Work to complete:
Your task is to transcribe all of the data below exactly, omitting the images.

Input data:
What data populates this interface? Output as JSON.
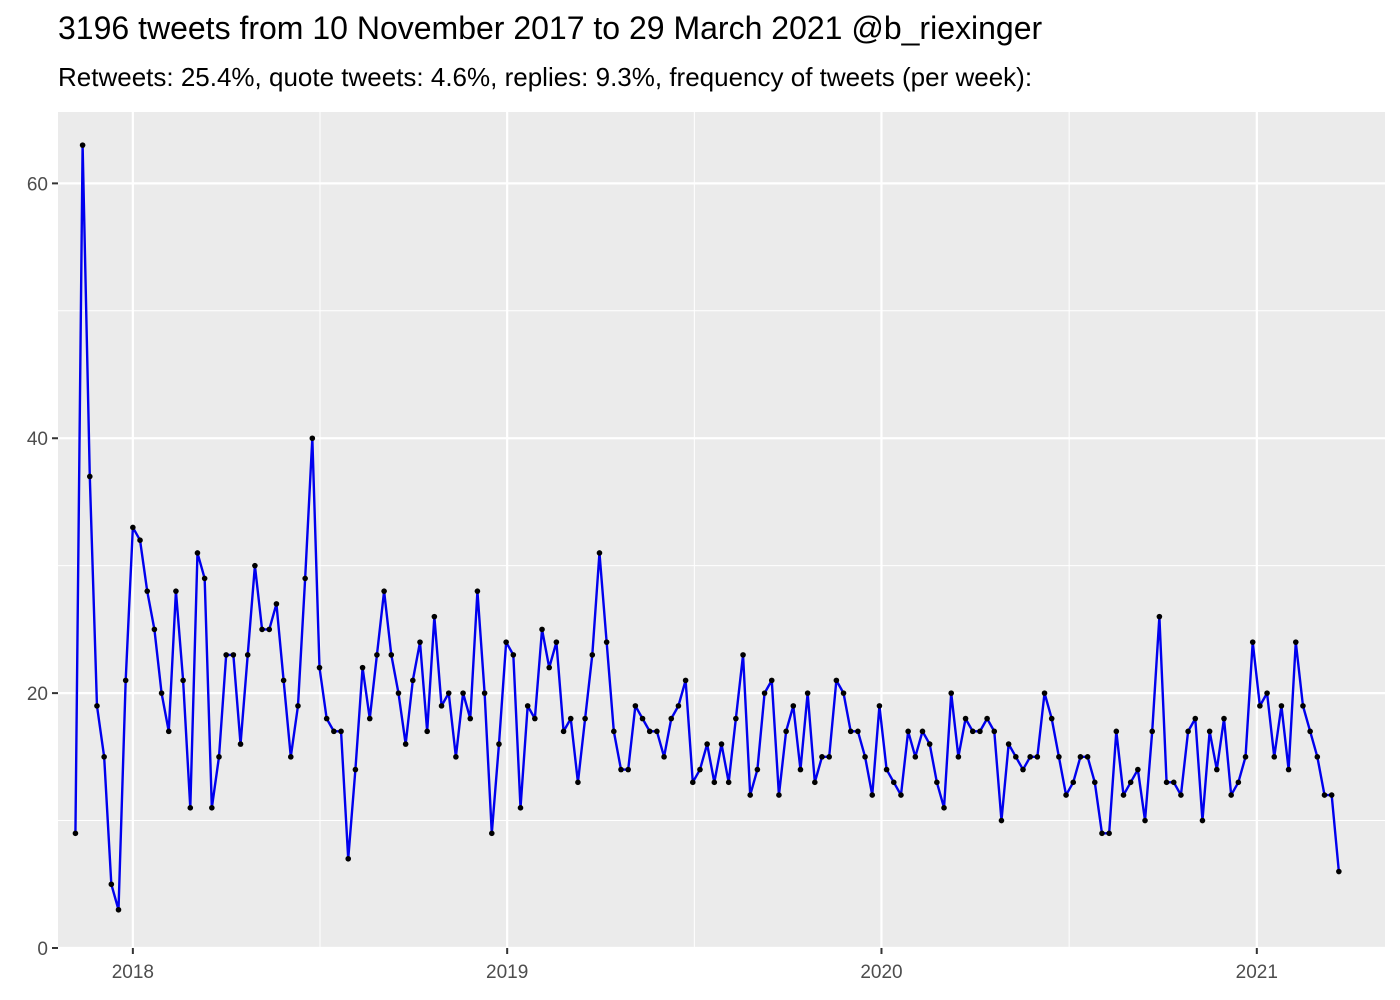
{
  "title": "3196 tweets from 10 November 2017 to 29 March 2021 @b_riexinger",
  "subtitle": "Retweets: 25.4%, quote tweets: 4.6%, replies: 9.3%, frequency of tweets (per week):",
  "chart_data": {
    "type": "line",
    "title": "3196 tweets from 10 November 2017 to 29 March 2021 @b_riexinger",
    "subtitle": "Retweets: 25.4%, quote tweets: 4.6%, replies: 9.3%, frequency of tweets (per week):",
    "xlabel": "",
    "ylabel": "",
    "x_type": "date",
    "xlim": [
      "2017-10-20",
      "2021-05-06"
    ],
    "ylim": [
      0,
      65.6
    ],
    "grid": true,
    "legend": "none",
    "x_ticks": [
      {
        "value": "2018-01-01",
        "label": "2018"
      },
      {
        "value": "2019-01-01",
        "label": "2019"
      },
      {
        "value": "2020-01-01",
        "label": "2020"
      },
      {
        "value": "2021-01-01",
        "label": "2021"
      }
    ],
    "y_ticks": [
      {
        "value": 0,
        "label": "0"
      },
      {
        "value": 20,
        "label": "20"
      },
      {
        "value": 40,
        "label": "40"
      },
      {
        "value": 60,
        "label": "60"
      }
    ],
    "line_color": "#0000ee",
    "point_color": "#000000",
    "start_date": "2017-11-06",
    "interval_days": 7,
    "series": [
      {
        "values": [
          9,
          63,
          37,
          19,
          15,
          5,
          3,
          21,
          33,
          32,
          28,
          25,
          20,
          17,
          28,
          21,
          11,
          31,
          29,
          11,
          15,
          23,
          23,
          16,
          23,
          30,
          25,
          25,
          27,
          21,
          15,
          19,
          29,
          40,
          22,
          18,
          17,
          17,
          7,
          14,
          22,
          18,
          23,
          28,
          23,
          20,
          16,
          21,
          24,
          17,
          26,
          19,
          20,
          15,
          20,
          18,
          28,
          20,
          9,
          16,
          24,
          23,
          11,
          19,
          18,
          25,
          22,
          24,
          17,
          18,
          13,
          18,
          23,
          31,
          24,
          17,
          14,
          14,
          19,
          18,
          17,
          17,
          15,
          18,
          19,
          21,
          13,
          14,
          16,
          13,
          16,
          13,
          18,
          23,
          12,
          14,
          20,
          21,
          12,
          17,
          19,
          14,
          20,
          13,
          15,
          15,
          21,
          20,
          17,
          17,
          15,
          12,
          19,
          14,
          13,
          12,
          17,
          15,
          17,
          16,
          13,
          11,
          20,
          15,
          18,
          17,
          17,
          18,
          17,
          10,
          16,
          15,
          14,
          15,
          15,
          20,
          18,
          15,
          12,
          13,
          15,
          15,
          13,
          9,
          9,
          17,
          12,
          13,
          14,
          10,
          17,
          26,
          13,
          13,
          12,
          17,
          18,
          10,
          17,
          14,
          18,
          12,
          13,
          15,
          24,
          19,
          20,
          15,
          19,
          14,
          24,
          19,
          17,
          15,
          12,
          12,
          6
        ]
      }
    ]
  }
}
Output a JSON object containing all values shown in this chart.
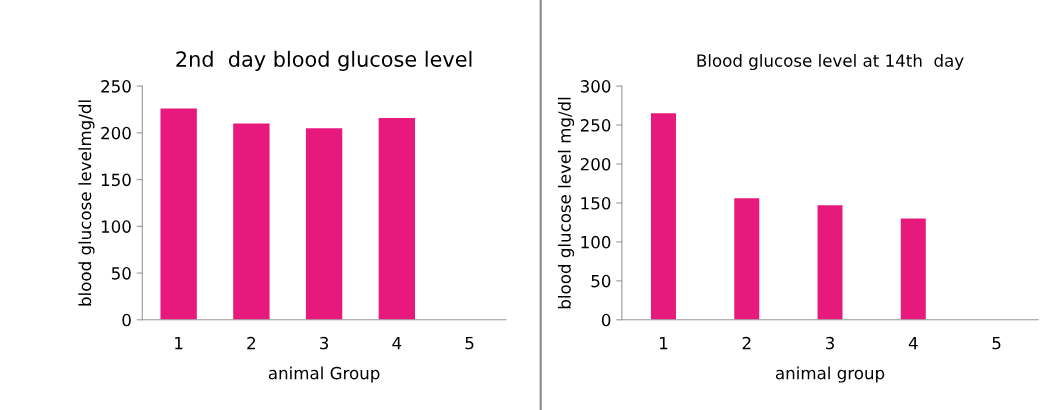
{
  "chart_data": [
    {
      "type": "bar",
      "title": "2nd  day blood glucose level",
      "xlabel": "animal Group",
      "ylabel": "blood glucose levelmg/dl",
      "categories": [
        "1",
        "2",
        "3",
        "4",
        "5"
      ],
      "values": [
        226,
        210,
        205,
        216,
        null
      ],
      "color": "#e8197d",
      "ylim": [
        0,
        250
      ],
      "yticks": [
        0,
        50,
        100,
        150,
        200,
        250
      ],
      "grid": false,
      "legend": false
    },
    {
      "type": "bar",
      "title": "Blood glucose level at 14th  day",
      "xlabel": "animal group",
      "ylabel": "blood glucose level mg/dl",
      "categories": [
        "1",
        "2",
        "3",
        "4",
        "5"
      ],
      "values": [
        265,
        156,
        147,
        130,
        null
      ],
      "color": "#e8197d",
      "ylim": [
        0,
        300
      ],
      "yticks": [
        0,
        50,
        100,
        150,
        200,
        250,
        300
      ],
      "grid": false,
      "legend": false
    }
  ]
}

Exercise result:
What data populates this interface? Output as JSON.
{
  "title": "3196 tweets from 10 November 2017 to 29 March 2021 @b_riexinger",
  "subtitle": "Retweets: 25.4%, quote tweets: 4.6%, replies: 9.3%, frequency of tweets (per week):",
  "chart_data": {
    "type": "line",
    "title": "3196 tweets from 10 November 2017 to 29 March 2021 @b_riexinger",
    "subtitle": "Retweets: 25.4%, quote tweets: 4.6%, replies: 9.3%, frequency of tweets (per week):",
    "xlabel": "",
    "ylabel": "",
    "x_type": "date",
    "xlim": [
      "2017-10-20",
      "2021-05-06"
    ],
    "ylim": [
      0,
      65.6
    ],
    "grid": true,
    "legend": "none",
    "x_ticks": [
      {
        "value": "2018-01-01",
        "label": "2018"
      },
      {
        "value": "2019-01-01",
        "label": "2019"
      },
      {
        "value": "2020-01-01",
        "label": "2020"
      },
      {
        "value": "2021-01-01",
        "label": "2021"
      }
    ],
    "y_ticks": [
      {
        "value": 0,
        "label": "0"
      },
      {
        "value": 20,
        "label": "20"
      },
      {
        "value": 40,
        "label": "40"
      },
      {
        "value": 60,
        "label": "60"
      }
    ],
    "line_color": "#0000ee",
    "point_color": "#000000",
    "start_date": "2017-11-06",
    "interval_days": 7,
    "series": [
      {
        "values": [
          9,
          63,
          37,
          19,
          15,
          5,
          3,
          21,
          33,
          32,
          28,
          25,
          20,
          17,
          28,
          21,
          11,
          31,
          29,
          11,
          15,
          23,
          23,
          16,
          23,
          30,
          25,
          25,
          27,
          21,
          15,
          19,
          29,
          40,
          22,
          18,
          17,
          17,
          7,
          14,
          22,
          18,
          23,
          28,
          23,
          20,
          16,
          21,
          24,
          17,
          26,
          19,
          20,
          15,
          20,
          18,
          28,
          20,
          9,
          16,
          24,
          23,
          11,
          19,
          18,
          25,
          22,
          24,
          17,
          18,
          13,
          18,
          23,
          31,
          24,
          17,
          14,
          14,
          19,
          18,
          17,
          17,
          15,
          18,
          19,
          21,
          13,
          14,
          16,
          13,
          16,
          13,
          18,
          23,
          12,
          14,
          20,
          21,
          12,
          17,
          19,
          14,
          20,
          13,
          15,
          15,
          21,
          20,
          17,
          17,
          15,
          12,
          19,
          14,
          13,
          12,
          17,
          15,
          17,
          16,
          13,
          11,
          20,
          15,
          18,
          17,
          17,
          18,
          17,
          10,
          16,
          15,
          14,
          15,
          15,
          20,
          18,
          15,
          12,
          13,
          15,
          15,
          13,
          9,
          9,
          17,
          12,
          13,
          14,
          10,
          17,
          26,
          13,
          13,
          12,
          17,
          18,
          10,
          17,
          14,
          18,
          12,
          13,
          15,
          24,
          19,
          20,
          15,
          19,
          14,
          24,
          19,
          17,
          15,
          12,
          12,
          6
        ]
      }
    ]
  }
}
Output a JSON object containing all values shown in this chart.
{
  "chart_data": [
    {
      "type": "bar",
      "title": "2nd  day blood glucose level",
      "xlabel": "animal Group",
      "ylabel": "blood glucose levelmg/dl",
      "categories": [
        "1",
        "2",
        "3",
        "4",
        "5"
      ],
      "values": [
        226,
        210,
        205,
        216,
        null
      ],
      "color": "#e8197d",
      "ylim": [
        0,
        250
      ],
      "yticks": [
        0,
        50,
        100,
        150,
        200,
        250
      ],
      "grid": false,
      "legend": false
    },
    {
      "type": "bar",
      "title": "Blood glucose level at 14th  day",
      "xlabel": "animal group",
      "ylabel": "blood glucose level mg/dl",
      "categories": [
        "1",
        "2",
        "3",
        "4",
        "5"
      ],
      "values": [
        265,
        156,
        147,
        130,
        null
      ],
      "color": "#e8197d",
      "ylim": [
        0,
        300
      ],
      "yticks": [
        0,
        50,
        100,
        150,
        200,
        250,
        300
      ],
      "grid": false,
      "legend": false
    }
  ]
}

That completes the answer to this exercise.